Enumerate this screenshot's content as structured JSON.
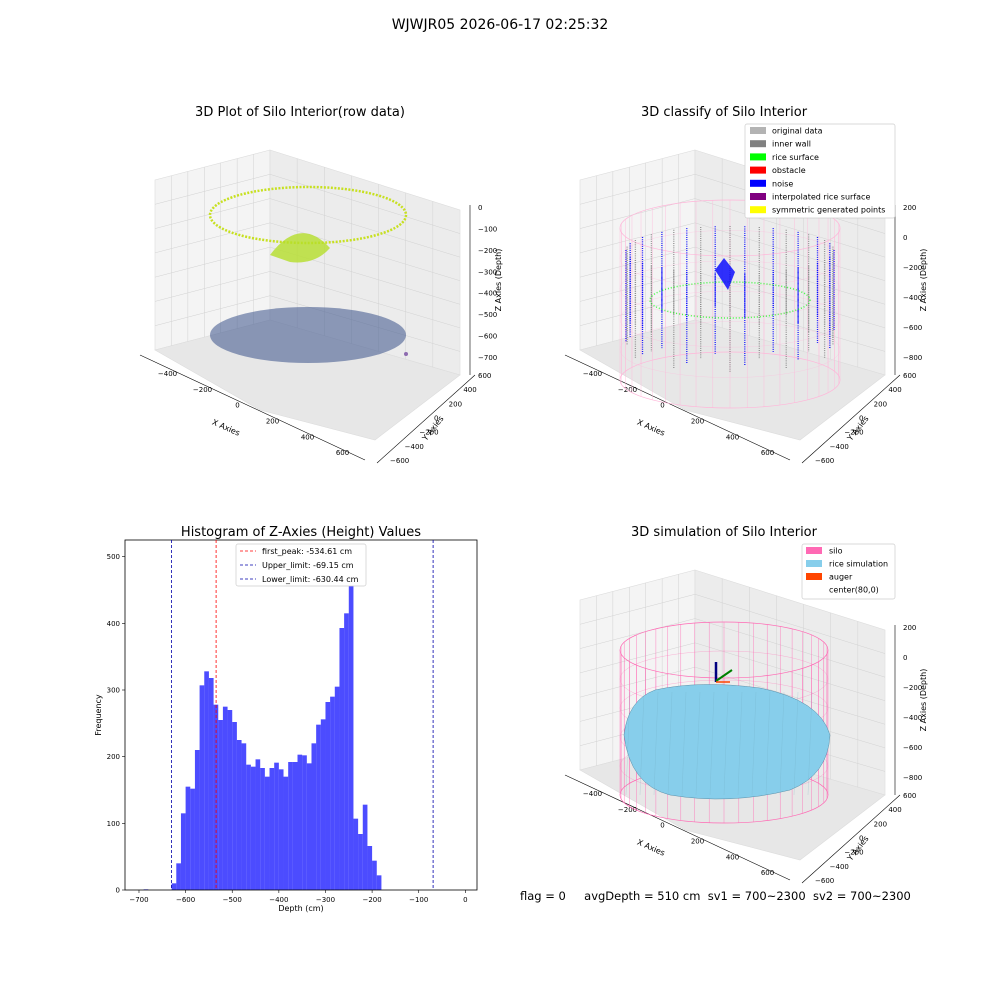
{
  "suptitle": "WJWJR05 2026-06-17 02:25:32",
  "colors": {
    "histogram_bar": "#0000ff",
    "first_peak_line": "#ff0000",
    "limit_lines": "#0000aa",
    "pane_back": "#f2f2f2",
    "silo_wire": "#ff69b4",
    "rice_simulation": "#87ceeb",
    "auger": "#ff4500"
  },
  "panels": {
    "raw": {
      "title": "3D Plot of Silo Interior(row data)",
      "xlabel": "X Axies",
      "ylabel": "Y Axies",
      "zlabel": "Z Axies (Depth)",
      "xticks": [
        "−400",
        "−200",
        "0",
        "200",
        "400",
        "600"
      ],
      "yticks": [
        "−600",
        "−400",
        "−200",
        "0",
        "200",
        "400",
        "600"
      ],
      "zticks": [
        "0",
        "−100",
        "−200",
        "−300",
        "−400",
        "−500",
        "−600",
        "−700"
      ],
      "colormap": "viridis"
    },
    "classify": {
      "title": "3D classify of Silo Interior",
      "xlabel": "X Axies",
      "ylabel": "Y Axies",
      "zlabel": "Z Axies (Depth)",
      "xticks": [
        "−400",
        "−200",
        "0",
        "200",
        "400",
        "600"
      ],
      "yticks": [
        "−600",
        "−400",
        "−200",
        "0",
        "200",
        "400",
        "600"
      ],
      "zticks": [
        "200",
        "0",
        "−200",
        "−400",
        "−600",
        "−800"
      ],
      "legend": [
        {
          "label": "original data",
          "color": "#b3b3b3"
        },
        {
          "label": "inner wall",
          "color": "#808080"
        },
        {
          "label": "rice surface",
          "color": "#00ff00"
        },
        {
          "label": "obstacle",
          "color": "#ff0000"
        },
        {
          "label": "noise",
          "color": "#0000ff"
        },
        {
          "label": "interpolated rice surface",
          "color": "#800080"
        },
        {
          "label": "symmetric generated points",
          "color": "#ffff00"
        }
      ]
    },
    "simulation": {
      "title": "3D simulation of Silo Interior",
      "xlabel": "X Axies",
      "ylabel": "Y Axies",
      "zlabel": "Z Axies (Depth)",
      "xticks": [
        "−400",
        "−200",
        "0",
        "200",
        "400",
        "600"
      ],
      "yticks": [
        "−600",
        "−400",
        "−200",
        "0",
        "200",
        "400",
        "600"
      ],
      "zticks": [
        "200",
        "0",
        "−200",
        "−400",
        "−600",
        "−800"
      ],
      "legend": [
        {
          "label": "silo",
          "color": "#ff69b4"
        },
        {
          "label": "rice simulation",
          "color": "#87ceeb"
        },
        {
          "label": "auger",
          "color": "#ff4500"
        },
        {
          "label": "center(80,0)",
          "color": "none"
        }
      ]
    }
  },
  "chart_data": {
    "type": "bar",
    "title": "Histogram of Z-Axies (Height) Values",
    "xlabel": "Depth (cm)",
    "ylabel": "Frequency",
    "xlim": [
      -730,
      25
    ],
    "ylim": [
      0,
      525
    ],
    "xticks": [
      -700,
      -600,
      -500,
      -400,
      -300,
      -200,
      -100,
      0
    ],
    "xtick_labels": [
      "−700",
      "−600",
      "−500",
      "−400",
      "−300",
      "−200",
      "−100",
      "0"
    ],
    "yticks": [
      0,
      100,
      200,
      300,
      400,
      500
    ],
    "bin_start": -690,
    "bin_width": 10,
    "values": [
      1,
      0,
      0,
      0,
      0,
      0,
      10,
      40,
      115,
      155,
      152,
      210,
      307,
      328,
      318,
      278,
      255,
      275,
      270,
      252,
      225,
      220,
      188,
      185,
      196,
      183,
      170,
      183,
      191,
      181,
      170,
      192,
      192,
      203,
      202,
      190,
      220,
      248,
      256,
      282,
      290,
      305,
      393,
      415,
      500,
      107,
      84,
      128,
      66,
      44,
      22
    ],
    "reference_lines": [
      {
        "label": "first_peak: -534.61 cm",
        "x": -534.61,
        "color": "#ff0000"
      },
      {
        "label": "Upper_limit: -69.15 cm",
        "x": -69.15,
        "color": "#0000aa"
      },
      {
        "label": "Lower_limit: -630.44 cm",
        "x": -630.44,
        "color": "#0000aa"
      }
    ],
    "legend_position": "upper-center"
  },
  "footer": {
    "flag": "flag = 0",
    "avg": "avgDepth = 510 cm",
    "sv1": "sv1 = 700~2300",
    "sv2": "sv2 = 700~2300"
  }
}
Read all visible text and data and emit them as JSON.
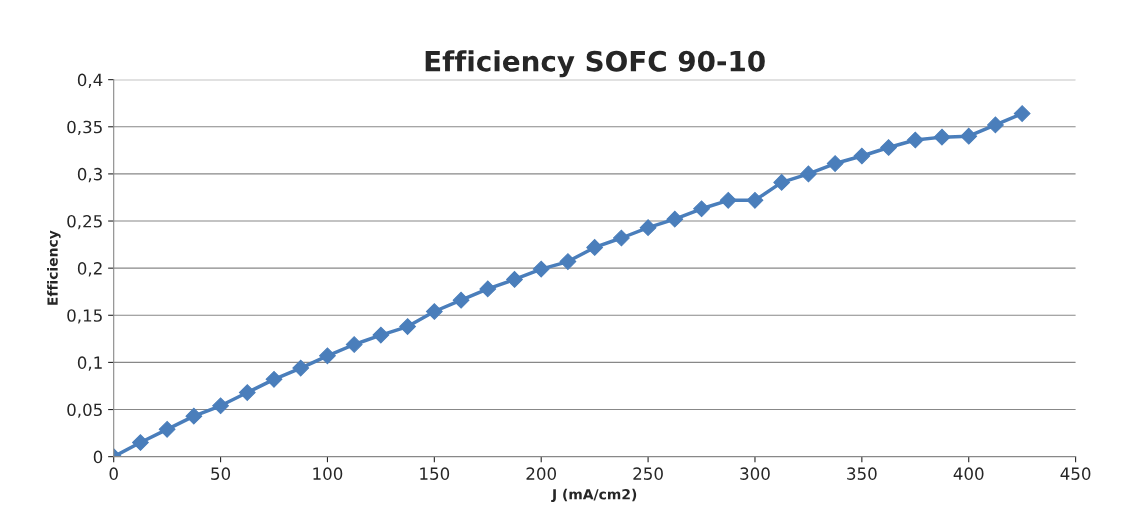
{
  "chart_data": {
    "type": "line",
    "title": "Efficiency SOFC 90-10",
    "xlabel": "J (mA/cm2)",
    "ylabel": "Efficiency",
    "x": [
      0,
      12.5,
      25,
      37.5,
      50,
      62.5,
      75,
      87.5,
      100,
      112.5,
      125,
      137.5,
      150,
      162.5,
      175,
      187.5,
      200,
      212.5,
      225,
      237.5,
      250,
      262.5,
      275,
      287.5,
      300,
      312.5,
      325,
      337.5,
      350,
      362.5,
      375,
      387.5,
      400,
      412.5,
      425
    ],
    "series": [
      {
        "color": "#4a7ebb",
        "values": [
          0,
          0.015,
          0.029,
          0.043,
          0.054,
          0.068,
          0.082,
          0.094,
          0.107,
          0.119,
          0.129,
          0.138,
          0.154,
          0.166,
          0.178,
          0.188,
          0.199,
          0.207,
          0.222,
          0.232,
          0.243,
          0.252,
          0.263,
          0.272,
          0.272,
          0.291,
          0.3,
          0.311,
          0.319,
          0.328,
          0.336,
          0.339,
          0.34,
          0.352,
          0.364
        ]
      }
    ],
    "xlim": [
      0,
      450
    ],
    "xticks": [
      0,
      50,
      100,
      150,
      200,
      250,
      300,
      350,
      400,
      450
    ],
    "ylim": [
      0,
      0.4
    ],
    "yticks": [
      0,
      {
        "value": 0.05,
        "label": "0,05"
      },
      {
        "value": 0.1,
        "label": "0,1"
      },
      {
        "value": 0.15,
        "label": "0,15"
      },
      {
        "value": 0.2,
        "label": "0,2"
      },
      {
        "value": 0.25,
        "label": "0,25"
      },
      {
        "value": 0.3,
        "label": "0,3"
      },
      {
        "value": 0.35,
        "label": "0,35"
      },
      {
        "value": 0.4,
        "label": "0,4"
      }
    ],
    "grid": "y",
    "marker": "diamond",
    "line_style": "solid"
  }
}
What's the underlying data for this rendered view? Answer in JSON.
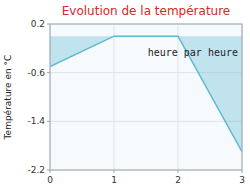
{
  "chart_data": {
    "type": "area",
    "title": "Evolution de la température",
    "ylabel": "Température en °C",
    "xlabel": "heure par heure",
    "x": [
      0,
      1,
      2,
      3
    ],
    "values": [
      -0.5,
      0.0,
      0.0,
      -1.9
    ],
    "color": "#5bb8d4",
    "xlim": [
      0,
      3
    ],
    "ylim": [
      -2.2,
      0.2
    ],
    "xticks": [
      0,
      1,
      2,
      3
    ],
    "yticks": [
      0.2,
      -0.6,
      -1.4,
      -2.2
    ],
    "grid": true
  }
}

EXERCISE DIRECTIONS - Take the listing and print it again exactly, but without any pictures.

ANSWER -
Enumerate this screenshot's content as structured JSON.
{
  "suptitle": "WJWJR05 2026-06-17 02:25:32",
  "colors": {
    "histogram_bar": "#0000ff",
    "first_peak_line": "#ff0000",
    "limit_lines": "#0000aa",
    "pane_back": "#f2f2f2",
    "silo_wire": "#ff69b4",
    "rice_simulation": "#87ceeb",
    "auger": "#ff4500"
  },
  "panels": {
    "raw": {
      "title": "3D Plot of Silo Interior(row data)",
      "xlabel": "X Axies",
      "ylabel": "Y Axies",
      "zlabel": "Z Axies (Depth)",
      "xticks": [
        "−400",
        "−200",
        "0",
        "200",
        "400",
        "600"
      ],
      "yticks": [
        "−600",
        "−400",
        "−200",
        "0",
        "200",
        "400",
        "600"
      ],
      "zticks": [
        "0",
        "−100",
        "−200",
        "−300",
        "−400",
        "−500",
        "−600",
        "−700"
      ],
      "colormap": "viridis"
    },
    "classify": {
      "title": "3D classify of Silo Interior",
      "xlabel": "X Axies",
      "ylabel": "Y Axies",
      "zlabel": "Z Axies (Depth)",
      "xticks": [
        "−400",
        "−200",
        "0",
        "200",
        "400",
        "600"
      ],
      "yticks": [
        "−600",
        "−400",
        "−200",
        "0",
        "200",
        "400",
        "600"
      ],
      "zticks": [
        "200",
        "0",
        "−200",
        "−400",
        "−600",
        "−800"
      ],
      "legend": [
        {
          "label": "original data",
          "color": "#b3b3b3"
        },
        {
          "label": "inner wall",
          "color": "#808080"
        },
        {
          "label": "rice surface",
          "color": "#00ff00"
        },
        {
          "label": "obstacle",
          "color": "#ff0000"
        },
        {
          "label": "noise",
          "color": "#0000ff"
        },
        {
          "label": "interpolated rice surface",
          "color": "#800080"
        },
        {
          "label": "symmetric generated points",
          "color": "#ffff00"
        }
      ]
    },
    "simulation": {
      "title": "3D simulation of Silo Interior",
      "xlabel": "X Axies",
      "ylabel": "Y Axies",
      "zlabel": "Z Axies (Depth)",
      "xticks": [
        "−400",
        "−200",
        "0",
        "200",
        "400",
        "600"
      ],
      "yticks": [
        "−600",
        "−400",
        "−200",
        "0",
        "200",
        "400",
        "600"
      ],
      "zticks": [
        "200",
        "0",
        "−200",
        "−400",
        "−600",
        "−800"
      ],
      "legend": [
        {
          "label": "silo",
          "color": "#ff69b4"
        },
        {
          "label": "rice simulation",
          "color": "#87ceeb"
        },
        {
          "label": "auger",
          "color": "#ff4500"
        },
        {
          "label": "center(80,0)",
          "color": "none"
        }
      ]
    }
  },
  "chart_data": {
    "type": "bar",
    "title": "Histogram of Z-Axies (Height) Values",
    "xlabel": "Depth (cm)",
    "ylabel": "Frequency",
    "xlim": [
      -730,
      25
    ],
    "ylim": [
      0,
      525
    ],
    "xticks": [
      -700,
      -600,
      -500,
      -400,
      -300,
      -200,
      -100,
      0
    ],
    "xtick_labels": [
      "−700",
      "−600",
      "−500",
      "−400",
      "−300",
      "−200",
      "−100",
      "0"
    ],
    "yticks": [
      0,
      100,
      200,
      300,
      400,
      500
    ],
    "bin_start": -690,
    "bin_width": 10,
    "values": [
      1,
      0,
      0,
      0,
      0,
      0,
      10,
      40,
      115,
      155,
      152,
      210,
      307,
      328,
      318,
      278,
      255,
      275,
      270,
      252,
      225,
      220,
      188,
      185,
      196,
      183,
      170,
      183,
      191,
      181,
      170,
      192,
      192,
      203,
      202,
      190,
      220,
      248,
      256,
      282,
      290,
      305,
      393,
      415,
      500,
      107,
      84,
      128,
      66,
      44,
      22
    ],
    "reference_lines": [
      {
        "label": "first_peak: -534.61 cm",
        "x": -534.61,
        "color": "#ff0000"
      },
      {
        "label": "Upper_limit: -69.15 cm",
        "x": -69.15,
        "color": "#0000aa"
      },
      {
        "label": "Lower_limit: -630.44 cm",
        "x": -630.44,
        "color": "#0000aa"
      }
    ],
    "legend_position": "upper-center"
  },
  "footer": {
    "flag": "flag = 0",
    "avg": "avgDepth = 510 cm",
    "sv1": "sv1 = 700~2300",
    "sv2": "sv2 = 700~2300"
  }
}
Read all visible text and data and emit them as JSON.
{
  "chart_data": {
    "type": "line",
    "title": "Efficiency SOFC 90-10",
    "xlabel": "J (mA/cm2)",
    "ylabel": "Efficiency",
    "x": [
      0,
      12.5,
      25,
      37.5,
      50,
      62.5,
      75,
      87.5,
      100,
      112.5,
      125,
      137.5,
      150,
      162.5,
      175,
      187.5,
      200,
      212.5,
      225,
      237.5,
      250,
      262.5,
      275,
      287.5,
      300,
      312.5,
      325,
      337.5,
      350,
      362.5,
      375,
      387.5,
      400,
      412.5,
      425
    ],
    "series": [
      {
        "color": "#4a7ebb",
        "values": [
          0,
          0.015,
          0.029,
          0.043,
          0.054,
          0.068,
          0.082,
          0.094,
          0.107,
          0.119,
          0.129,
          0.138,
          0.154,
          0.166,
          0.178,
          0.188,
          0.199,
          0.207,
          0.222,
          0.232,
          0.243,
          0.252,
          0.263,
          0.272,
          0.272,
          0.291,
          0.3,
          0.311,
          0.319,
          0.328,
          0.336,
          0.339,
          0.34,
          0.352,
          0.364
        ]
      }
    ],
    "xlim": [
      0,
      450
    ],
    "xticks": [
      0,
      50,
      100,
      150,
      200,
      250,
      300,
      350,
      400,
      450
    ],
    "ylim": [
      0,
      0.4
    ],
    "yticks": [
      0,
      {
        "value": 0.05,
        "label": "0,05"
      },
      {
        "value": 0.1,
        "label": "0,1"
      },
      {
        "value": 0.15,
        "label": "0,15"
      },
      {
        "value": 0.2,
        "label": "0,2"
      },
      {
        "value": 0.25,
        "label": "0,25"
      },
      {
        "value": 0.3,
        "label": "0,3"
      },
      {
        "value": 0.35,
        "label": "0,35"
      },
      {
        "value": 0.4,
        "label": "0,4"
      }
    ],
    "grid": "y",
    "marker": "diamond",
    "line_style": "solid"
  }
}
What's the underlying data for this rendered view? Answer in JSON.
{
  "chart_data": {
    "type": "area",
    "title": "Evolution de la température",
    "ylabel": "Température en °C",
    "xlabel": "heure par heure",
    "x": [
      0,
      1,
      2,
      3
    ],
    "values": [
      -0.5,
      0.0,
      0.0,
      -1.9
    ],
    "color": "#5bb8d4",
    "xlim": [
      0,
      3
    ],
    "ylim": [
      -2.2,
      0.2
    ],
    "xticks": [
      0,
      1,
      2,
      3
    ],
    "yticks": [
      0.2,
      -0.6,
      -1.4,
      -2.2
    ],
    "grid": true
  }
}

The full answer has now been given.